We meet at the Garrick theatre in London, where the genial 69-year-old is beginning a seven-week stint in Mel Brooks’ bad-taste, Nazi-spoofing musical The Producers. Kind is temporarily taking over from Andy Nyman in the role of Broadway huckster Max Bialystock, who plans to swindle his backers by staging a surefire stinker called Springtime for Hitler and pocketing their investments when it closes prematurely.

Today, the actor is doing a flawless impression of Goldilocks. Unhappy with the dimly lit room in which we begin our conversation, he decides we need to relocate. “If it’s too dingy, I fall asleep,” he says in his New Jersey whine, “and then it’ll only be you doing the talking.” He marches us into the deserted foyer, where we perch on the stairs for a few minutes, only to be drowned out by the racket from rehearsals. “Too noisy,” he says, heading off again. Finally, he settles on the alley outside the fire exit, where benches and potted plants make the drab space hospitable.

Dane Cook as Franz Liebkind and Kind as Max Bialystock at the Hollywood Bowl in 2012.
Dane Cook as Franz Liebkind and Kind as Max Bialystock at the Hollywood Bowl in 2012. Photograph: Lawrence K Ho/Los Angeles Times/Getty Images

Kind played Max on Broadway in 2004 and again at the 17,500-capacity Hollywood Bowl eight years later. “This role is a workout,” he says. “When I first did it, I lost 30lb. I call it The Producers diet. It’s better than those shots.” He has been reacquainting himself with the show’s breakneck musical numbers such as The King of Broadway, where the lyrics come thick, fast and vulgar: “I always had the biggest hits / The biggest bathrooms at the Ritz / My showgirls had the biggest tits / I never was the pits in any way.” Kind reaches for an Exorcist image: “Once you’ve learned it all, the words pour out of your mouth like pea soup out of Linda Blair.”

His interpretation of Max is closer to the bulldozer energy of Zero Mostel, who originated the part in the Oscar-winning 1967 film, than to the more elegant Nathan Lane, who was the first to play it on Broadway. “Nathan glides,” he says. “I’m a big bear. I lumber.”

A friend once told him that only two things on Earth are visible from space: the Great Wall of China and every acting choice that Kind ever made. “I’ve become a better actor in the past 20 years,” he says. “But this is an outsized show, so my choices are enormous. Max is fun to play because he has appetites that cannot be sated. The more he has, the more he wants.”

§ §

→ **YOUR TASK**
Write out the profile again, beginning at the words "We meet at the" and stopping after "it closes prematurely.", with "Garrick theatre" renamed to "Novello theatre". The listing has no part in any of this.

§ §

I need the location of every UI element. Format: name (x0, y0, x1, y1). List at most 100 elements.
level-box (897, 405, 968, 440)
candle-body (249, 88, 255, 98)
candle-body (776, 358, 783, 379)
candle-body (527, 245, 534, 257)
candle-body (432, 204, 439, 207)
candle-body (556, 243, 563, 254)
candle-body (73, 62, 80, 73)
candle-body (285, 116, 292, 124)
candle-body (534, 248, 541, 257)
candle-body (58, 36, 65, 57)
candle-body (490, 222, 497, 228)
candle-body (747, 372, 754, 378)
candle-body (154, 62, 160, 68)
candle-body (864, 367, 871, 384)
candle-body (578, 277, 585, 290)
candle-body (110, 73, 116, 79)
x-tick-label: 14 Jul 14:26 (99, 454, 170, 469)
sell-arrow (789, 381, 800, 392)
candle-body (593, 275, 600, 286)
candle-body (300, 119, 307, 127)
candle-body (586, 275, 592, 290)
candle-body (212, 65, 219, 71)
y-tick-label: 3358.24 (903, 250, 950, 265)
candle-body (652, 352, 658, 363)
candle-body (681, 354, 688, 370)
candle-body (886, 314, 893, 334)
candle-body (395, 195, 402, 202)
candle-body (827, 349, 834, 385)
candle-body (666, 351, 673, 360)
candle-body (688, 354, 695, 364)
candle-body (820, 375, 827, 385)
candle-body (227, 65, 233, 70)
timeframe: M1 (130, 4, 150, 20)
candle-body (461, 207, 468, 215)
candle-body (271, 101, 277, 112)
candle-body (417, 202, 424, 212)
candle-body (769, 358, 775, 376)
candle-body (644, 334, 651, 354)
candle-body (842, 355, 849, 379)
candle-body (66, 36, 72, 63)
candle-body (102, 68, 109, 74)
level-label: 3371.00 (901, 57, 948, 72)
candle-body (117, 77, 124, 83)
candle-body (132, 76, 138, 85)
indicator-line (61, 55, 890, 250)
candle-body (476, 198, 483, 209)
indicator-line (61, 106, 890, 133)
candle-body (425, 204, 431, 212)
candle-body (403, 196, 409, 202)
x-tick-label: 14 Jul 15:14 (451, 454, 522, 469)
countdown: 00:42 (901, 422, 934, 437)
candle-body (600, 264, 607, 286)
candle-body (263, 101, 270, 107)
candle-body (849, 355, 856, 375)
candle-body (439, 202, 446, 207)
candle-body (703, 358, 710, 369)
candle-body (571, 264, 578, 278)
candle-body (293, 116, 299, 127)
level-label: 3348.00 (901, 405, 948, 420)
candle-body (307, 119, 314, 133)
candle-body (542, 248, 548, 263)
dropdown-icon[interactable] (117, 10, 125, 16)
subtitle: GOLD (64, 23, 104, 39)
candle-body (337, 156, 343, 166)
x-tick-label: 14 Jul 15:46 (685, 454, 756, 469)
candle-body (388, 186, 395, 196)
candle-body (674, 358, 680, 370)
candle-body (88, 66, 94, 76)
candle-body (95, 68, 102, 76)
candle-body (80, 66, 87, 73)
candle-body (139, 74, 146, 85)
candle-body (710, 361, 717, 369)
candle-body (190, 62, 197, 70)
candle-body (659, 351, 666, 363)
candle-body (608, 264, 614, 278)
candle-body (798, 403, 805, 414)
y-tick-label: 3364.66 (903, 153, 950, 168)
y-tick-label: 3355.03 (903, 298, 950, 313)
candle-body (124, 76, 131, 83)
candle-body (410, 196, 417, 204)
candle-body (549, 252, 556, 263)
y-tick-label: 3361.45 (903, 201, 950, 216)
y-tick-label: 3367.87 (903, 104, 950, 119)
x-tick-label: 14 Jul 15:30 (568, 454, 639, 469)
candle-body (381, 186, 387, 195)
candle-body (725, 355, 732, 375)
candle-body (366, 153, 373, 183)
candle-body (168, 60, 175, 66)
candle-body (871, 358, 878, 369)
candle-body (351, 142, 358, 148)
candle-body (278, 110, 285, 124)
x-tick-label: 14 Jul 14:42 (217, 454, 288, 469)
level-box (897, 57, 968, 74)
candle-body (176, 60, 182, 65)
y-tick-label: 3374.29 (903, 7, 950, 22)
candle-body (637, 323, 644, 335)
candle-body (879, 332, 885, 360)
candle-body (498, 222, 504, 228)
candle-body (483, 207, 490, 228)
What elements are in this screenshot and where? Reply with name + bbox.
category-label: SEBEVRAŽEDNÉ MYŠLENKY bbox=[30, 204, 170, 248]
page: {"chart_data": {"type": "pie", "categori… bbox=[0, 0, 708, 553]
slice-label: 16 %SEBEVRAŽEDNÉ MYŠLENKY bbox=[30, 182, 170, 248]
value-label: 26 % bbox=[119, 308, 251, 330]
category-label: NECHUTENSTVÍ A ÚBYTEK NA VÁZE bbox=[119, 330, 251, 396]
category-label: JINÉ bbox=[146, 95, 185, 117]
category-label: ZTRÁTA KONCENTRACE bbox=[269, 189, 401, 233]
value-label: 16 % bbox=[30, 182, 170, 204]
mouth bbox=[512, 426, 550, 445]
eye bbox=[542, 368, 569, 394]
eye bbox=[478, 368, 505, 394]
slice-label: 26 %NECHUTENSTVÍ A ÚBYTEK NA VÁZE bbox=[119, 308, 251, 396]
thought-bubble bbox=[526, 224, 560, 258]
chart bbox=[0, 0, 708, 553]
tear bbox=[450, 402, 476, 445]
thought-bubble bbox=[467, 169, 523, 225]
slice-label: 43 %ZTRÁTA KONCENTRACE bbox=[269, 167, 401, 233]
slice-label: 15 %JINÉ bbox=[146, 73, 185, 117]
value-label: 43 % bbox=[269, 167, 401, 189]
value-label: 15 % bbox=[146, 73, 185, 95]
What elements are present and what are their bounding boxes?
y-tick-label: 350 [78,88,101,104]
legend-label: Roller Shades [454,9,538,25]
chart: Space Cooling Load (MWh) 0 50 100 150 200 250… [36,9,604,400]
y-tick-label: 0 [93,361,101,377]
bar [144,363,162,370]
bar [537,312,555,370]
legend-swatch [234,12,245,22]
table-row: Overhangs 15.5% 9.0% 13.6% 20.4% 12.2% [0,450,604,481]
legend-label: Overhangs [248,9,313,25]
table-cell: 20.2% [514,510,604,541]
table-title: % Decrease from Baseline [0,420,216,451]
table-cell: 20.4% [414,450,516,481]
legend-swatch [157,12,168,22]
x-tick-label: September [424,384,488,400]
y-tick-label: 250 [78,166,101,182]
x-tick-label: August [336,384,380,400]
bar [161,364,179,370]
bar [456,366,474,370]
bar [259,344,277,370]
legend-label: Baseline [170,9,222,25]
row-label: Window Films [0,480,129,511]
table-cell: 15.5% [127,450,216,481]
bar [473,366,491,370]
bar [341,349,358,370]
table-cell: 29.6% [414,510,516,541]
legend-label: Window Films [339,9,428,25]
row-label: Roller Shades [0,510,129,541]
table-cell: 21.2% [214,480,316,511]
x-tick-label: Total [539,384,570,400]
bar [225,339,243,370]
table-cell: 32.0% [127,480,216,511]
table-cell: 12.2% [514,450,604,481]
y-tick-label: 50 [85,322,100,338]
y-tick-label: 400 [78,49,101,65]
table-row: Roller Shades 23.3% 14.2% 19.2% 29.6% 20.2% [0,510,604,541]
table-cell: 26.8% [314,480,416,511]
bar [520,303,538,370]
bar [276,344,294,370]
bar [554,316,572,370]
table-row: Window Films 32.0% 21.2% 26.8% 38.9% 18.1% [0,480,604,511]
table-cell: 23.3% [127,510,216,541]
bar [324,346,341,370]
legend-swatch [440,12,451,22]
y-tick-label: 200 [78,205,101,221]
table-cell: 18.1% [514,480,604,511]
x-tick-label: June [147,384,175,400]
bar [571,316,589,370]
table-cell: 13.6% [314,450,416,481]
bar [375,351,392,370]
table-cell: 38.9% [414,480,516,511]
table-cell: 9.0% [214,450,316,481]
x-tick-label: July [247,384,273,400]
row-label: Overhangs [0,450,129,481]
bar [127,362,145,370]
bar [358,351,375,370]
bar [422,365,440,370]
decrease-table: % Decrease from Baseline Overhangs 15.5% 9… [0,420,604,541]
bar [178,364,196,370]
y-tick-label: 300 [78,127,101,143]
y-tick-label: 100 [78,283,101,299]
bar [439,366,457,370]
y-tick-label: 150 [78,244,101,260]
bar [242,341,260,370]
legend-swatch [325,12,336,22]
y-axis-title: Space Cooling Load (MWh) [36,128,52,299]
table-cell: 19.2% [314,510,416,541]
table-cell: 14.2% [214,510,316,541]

§ §

→ **FINISHED ANSWER**
We meet at the Novello theatre in London, where the genial 69-year-old is beginning a seven-week stint in Mel Brooks’ bad-taste, Nazi-spoofing musical The Producers. Kind is temporarily taking over from Andy Nyman in the role of Broadway huckster Max Bialystock, who plans to swindle his backers by staging a surefire stinker called Springtime for Hitler and pocketing their investments when it closes prematurely.